In the news release about investor reactions to product preannouncements, how many vehicle preannouncements did the study examine?

::: SELECTED EXCERPT

EAST LANSING, Mich. - Contrary to what many in the business world believe, investors cannot reliably predict how a new product will perform, finds a new study co-authored by a Michigan State University marketing expert.
The research examined short-term market returns, or investor reactions, following the preannouncements of 208 vehicles in the U.S. auto industry between 2001 and 2014. Turns out, investors predicted a product's future performance successfully only 48 percent to 55 percent of the time.
"When a new product is preannounced, the short-term reaction of the stock market is unreliable," said Ahmet H. Kirca, associate professor of marketing in MSU's Broad College of Business. "It's really a flip of a coin."
Consider the Chevrolet SSR, a retro-style pickup truck with a hardtop retractable roof. Following the preannouncement of the SSR in 2003, the market reaction was positive, boosting the value of parent company General Motors, yet SSR sales never took off and the model was discontinued after three years.
On the other hand, the Ridgeline -- the only pickup Honda offers in the highly competitive U.S. truck market -- has survived since its preannouncement in 2005, despite investors' initial negative reaction.
The findings may be applicable to other industries, such as information technology and pharmaceuticals, that rely on preannouncements to spread the word about upcoming products. As an example, Apple's stock dipped by 6.7 percent in three days after the preannouncement of the first-generation iPad, but the product went on to become wildly successful.
Kirca said there is a fundamental assumption among many marketing researchers and business officials that investors can immediately gauge how a marketing action such as a product preannouncement will affect company value and future product performance.
"Our findings challenge that fundamental assumption," he said.
The study did find, however, that short-term market reactions to preannouncements can reliably predict product performance under certain circumstances. Those include preannouncements:
- That are more detailed and truthful.
- That are made in product categories with fewer competitors
- That are used with advertising.
- That are made in product categories with high brand reputation.
- That are about incremental innovations (as opposed to radical product innovations).
When it came to preannouncements of new vehicles that were incrementally improved, for example, stock market returns predicted product performance with much higher accuracy (89 percent of the time) than those that involved radical innovations (only 50 percent of the time).
"Given that companies use short-term stock market reactions as a surrogate for decision making and budget allocation purposes," Kirca said, "our findings caution managers against the use of these market reactions as a sole yardstick to assess future performance of product preannouncements with highly uncertain outcomes."
"Instead," he added, "company managers should use investor reactions to preannouncements as a gauge for future performance only under specific conditions."
The study appears in the Journal of the Academy of Marketing Science. Kirca's co-authors are two former MSU doctoral students: M. Berk Talay, now an associate professor of marketing at the University of Massachusetts Lowell, and M. Billur Akdeniz, now an associate professor of marketing at the University of New Hampshire.

::::::
::: DATA SUPPLIED

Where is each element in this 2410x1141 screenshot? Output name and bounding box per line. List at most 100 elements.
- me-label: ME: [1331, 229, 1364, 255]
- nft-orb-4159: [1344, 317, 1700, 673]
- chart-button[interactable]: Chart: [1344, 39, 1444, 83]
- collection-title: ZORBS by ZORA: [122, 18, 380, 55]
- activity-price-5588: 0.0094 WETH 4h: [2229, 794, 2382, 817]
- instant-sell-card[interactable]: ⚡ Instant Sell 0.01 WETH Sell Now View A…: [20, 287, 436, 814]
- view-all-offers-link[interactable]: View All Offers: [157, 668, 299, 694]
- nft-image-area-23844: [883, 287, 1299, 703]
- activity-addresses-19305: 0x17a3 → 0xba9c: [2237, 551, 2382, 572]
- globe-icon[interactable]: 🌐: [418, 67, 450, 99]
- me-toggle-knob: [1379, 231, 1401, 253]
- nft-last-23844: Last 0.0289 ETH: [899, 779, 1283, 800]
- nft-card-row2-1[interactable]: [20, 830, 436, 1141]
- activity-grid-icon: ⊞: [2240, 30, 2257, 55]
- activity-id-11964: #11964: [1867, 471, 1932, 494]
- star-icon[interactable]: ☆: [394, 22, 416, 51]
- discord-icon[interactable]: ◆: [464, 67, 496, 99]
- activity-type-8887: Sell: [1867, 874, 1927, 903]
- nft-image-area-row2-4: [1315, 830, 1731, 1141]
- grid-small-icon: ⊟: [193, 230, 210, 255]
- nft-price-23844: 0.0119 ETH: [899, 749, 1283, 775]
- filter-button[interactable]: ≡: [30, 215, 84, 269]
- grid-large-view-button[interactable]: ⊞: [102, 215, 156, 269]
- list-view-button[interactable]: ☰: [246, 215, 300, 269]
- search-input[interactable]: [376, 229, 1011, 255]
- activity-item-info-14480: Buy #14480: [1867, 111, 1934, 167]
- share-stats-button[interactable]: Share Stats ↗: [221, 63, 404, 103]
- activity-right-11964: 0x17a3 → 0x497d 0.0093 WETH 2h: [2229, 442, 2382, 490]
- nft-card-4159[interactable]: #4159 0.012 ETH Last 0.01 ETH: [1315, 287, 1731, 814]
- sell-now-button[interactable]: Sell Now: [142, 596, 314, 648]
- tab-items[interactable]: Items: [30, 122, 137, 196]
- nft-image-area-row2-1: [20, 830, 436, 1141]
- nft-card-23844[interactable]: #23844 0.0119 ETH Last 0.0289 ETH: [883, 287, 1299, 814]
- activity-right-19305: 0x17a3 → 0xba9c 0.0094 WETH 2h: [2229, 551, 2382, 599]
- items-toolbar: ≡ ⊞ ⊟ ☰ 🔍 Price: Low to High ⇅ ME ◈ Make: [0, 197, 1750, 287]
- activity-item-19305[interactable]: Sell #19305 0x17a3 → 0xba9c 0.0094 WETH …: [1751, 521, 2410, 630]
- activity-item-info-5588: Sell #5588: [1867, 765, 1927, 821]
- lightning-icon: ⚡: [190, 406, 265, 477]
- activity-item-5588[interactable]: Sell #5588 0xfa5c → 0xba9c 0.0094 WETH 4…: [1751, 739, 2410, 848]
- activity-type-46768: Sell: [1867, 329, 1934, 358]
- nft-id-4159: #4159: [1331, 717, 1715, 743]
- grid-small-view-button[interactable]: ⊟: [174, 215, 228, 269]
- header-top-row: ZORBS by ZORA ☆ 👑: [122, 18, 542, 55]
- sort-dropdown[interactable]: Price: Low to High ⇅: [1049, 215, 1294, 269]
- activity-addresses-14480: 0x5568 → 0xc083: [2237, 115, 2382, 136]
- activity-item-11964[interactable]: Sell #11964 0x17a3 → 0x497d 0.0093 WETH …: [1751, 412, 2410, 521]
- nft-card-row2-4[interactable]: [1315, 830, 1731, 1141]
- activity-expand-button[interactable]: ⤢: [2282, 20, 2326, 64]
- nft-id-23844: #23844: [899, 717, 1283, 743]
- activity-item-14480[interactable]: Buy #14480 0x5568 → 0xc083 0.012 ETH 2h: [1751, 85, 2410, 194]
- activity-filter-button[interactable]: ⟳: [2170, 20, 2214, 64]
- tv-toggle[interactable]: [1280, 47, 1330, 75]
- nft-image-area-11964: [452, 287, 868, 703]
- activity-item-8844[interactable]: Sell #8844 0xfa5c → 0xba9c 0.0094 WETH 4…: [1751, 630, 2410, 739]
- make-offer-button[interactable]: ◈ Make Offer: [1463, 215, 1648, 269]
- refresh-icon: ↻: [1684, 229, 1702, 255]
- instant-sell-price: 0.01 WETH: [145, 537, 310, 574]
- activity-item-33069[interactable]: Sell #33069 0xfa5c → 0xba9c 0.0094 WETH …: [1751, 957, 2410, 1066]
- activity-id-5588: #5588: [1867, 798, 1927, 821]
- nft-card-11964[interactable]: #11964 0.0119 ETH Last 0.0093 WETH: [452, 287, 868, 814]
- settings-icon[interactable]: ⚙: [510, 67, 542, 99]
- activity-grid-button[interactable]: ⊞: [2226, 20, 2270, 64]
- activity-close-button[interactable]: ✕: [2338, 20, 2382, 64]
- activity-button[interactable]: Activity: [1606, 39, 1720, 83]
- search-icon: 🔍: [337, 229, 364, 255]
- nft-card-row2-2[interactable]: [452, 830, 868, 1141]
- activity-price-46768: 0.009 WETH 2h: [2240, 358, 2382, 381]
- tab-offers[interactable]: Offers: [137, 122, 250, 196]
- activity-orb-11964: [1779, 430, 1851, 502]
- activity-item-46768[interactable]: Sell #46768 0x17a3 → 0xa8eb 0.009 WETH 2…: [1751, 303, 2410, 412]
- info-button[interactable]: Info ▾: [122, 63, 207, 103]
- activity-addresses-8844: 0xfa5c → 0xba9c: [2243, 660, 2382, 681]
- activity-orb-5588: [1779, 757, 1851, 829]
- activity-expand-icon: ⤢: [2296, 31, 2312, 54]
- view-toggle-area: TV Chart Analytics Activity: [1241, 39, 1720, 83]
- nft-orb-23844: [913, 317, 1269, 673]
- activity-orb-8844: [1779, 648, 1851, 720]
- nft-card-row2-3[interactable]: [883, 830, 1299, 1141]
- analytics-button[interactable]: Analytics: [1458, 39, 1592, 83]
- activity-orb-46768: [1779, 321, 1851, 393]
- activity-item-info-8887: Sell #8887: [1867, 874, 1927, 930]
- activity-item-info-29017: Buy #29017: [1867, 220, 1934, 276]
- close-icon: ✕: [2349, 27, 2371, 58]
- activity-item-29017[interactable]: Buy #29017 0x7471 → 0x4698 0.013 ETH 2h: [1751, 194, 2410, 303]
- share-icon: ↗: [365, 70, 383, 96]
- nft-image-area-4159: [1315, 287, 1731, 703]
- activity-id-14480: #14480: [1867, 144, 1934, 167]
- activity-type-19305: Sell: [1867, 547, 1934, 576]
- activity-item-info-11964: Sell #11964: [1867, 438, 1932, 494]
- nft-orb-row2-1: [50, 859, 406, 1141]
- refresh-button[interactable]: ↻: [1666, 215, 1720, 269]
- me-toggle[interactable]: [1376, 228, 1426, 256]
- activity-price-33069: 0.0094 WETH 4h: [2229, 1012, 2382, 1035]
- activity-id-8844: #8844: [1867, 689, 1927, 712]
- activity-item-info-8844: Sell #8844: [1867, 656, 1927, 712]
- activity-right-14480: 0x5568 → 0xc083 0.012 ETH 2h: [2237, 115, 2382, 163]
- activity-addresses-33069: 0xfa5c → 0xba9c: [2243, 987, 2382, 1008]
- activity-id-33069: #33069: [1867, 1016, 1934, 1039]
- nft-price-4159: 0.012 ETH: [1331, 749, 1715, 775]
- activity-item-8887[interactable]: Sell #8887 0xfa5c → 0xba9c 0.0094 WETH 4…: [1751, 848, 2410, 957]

::::::

EXERCISE SOLUTION ::
208 vehicles in the U.S. auto industry, preannounced between 2001 and 2014.